(Stored data entries)
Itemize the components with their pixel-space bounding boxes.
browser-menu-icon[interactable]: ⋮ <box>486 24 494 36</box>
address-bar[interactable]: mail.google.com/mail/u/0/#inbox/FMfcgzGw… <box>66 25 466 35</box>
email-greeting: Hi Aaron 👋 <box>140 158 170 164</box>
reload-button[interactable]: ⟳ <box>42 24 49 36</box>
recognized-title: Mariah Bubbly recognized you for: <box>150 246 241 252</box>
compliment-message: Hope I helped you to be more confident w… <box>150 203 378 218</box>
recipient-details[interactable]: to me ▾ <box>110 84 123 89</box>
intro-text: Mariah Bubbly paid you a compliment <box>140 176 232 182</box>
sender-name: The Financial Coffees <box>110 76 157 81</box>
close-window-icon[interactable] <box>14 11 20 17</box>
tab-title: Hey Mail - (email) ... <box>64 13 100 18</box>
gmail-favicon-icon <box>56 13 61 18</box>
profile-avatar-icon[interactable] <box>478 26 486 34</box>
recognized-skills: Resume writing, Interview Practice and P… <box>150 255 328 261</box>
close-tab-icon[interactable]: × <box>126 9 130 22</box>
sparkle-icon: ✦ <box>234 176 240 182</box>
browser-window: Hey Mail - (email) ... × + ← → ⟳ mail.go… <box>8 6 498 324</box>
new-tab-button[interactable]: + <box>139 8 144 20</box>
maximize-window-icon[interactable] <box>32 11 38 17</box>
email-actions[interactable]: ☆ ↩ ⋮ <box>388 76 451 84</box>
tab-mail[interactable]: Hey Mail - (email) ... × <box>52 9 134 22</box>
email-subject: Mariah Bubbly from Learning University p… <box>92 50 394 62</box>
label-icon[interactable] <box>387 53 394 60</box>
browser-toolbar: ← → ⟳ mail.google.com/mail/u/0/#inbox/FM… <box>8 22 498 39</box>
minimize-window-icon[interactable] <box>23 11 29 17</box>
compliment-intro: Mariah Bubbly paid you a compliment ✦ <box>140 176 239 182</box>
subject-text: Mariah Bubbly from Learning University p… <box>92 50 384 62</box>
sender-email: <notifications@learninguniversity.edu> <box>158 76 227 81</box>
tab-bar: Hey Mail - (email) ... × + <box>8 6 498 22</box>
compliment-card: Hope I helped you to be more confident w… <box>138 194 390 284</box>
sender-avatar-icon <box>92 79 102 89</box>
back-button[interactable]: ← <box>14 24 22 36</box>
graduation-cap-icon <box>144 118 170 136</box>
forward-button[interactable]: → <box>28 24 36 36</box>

● OBJECTIVE:
Reproduce every line of the records above with no changes.

● OUTPUT FOR THIS TASK:
Itemize the components with their pixel-space bounding boxes.
browser-menu-icon[interactable]: ⋮ <box>486 24 494 36</box>
address-bar[interactable]: mail.google.com/mail/u/0/#inbox/FMfcgzGw… <box>66 25 466 35</box>
email-greeting: Hi Aaron 👋 <box>140 158 170 164</box>
reload-button[interactable]: ⟳ <box>42 24 49 36</box>
recognized-title: Mariah Bubbly recognized you for: <box>150 246 241 252</box>
compliment-message: Hope I helped you to be more confident w… <box>150 203 378 218</box>
recipient-details[interactable]: to me ▾ <box>110 84 123 89</box>
intro-text: Mariah Bubbly paid you a compliment <box>140 176 232 182</box>
sender-name: The Financial Coffees <box>110 76 157 81</box>
close-window-icon[interactable] <box>14 11 20 17</box>
tab-title: Hey Mail - (email) ... <box>64 13 100 18</box>
gmail-favicon-icon <box>56 13 61 18</box>
profile-avatar-icon[interactable] <box>478 26 486 34</box>
recognized-skills: Resume writing, Interview Practice and P… <box>150 255 328 261</box>
close-tab-icon[interactable]: × <box>126 9 130 22</box>
sparkle-icon: ✦ <box>234 176 240 182</box>
browser-window: Hey Mail - (email) ... × + ← → ⟳ mail.go… <box>8 6 498 324</box>
new-tab-button[interactable]: + <box>139 8 144 20</box>
maximize-window-icon[interactable] <box>32 11 38 17</box>
email-actions[interactable]: ☆ ↩ ⋮ <box>388 76 451 84</box>
tab-mail[interactable]: Hey Mail - (email) ... × <box>52 9 134 22</box>
email-subject: Mariah Bubbly from Learning University p… <box>92 50 394 62</box>
label-icon[interactable] <box>387 53 394 60</box>
browser-toolbar: ← → ⟳ mail.google.com/mail/u/0/#inbox/FM… <box>8 22 498 39</box>
minimize-window-icon[interactable] <box>23 11 29 17</box>
compliment-intro: Mariah Bubbly paid you a compliment ✦ <box>140 176 239 182</box>
subject-text: Mariah Bubbly from Learning University p… <box>92 50 384 62</box>
sender-email: <notifications@learninguniversity.edu> <box>158 76 227 81</box>
tab-bar: Hey Mail - (email) ... × + <box>8 6 498 22</box>
compliment-card: Hope I helped you to be more confident w… <box>138 194 390 284</box>
sender-avatar-icon <box>92 79 102 89</box>
back-button[interactable]: ← <box>14 24 22 36</box>
graduation-cap-icon <box>144 118 170 136</box>
forward-button[interactable]: → <box>28 24 36 36</box>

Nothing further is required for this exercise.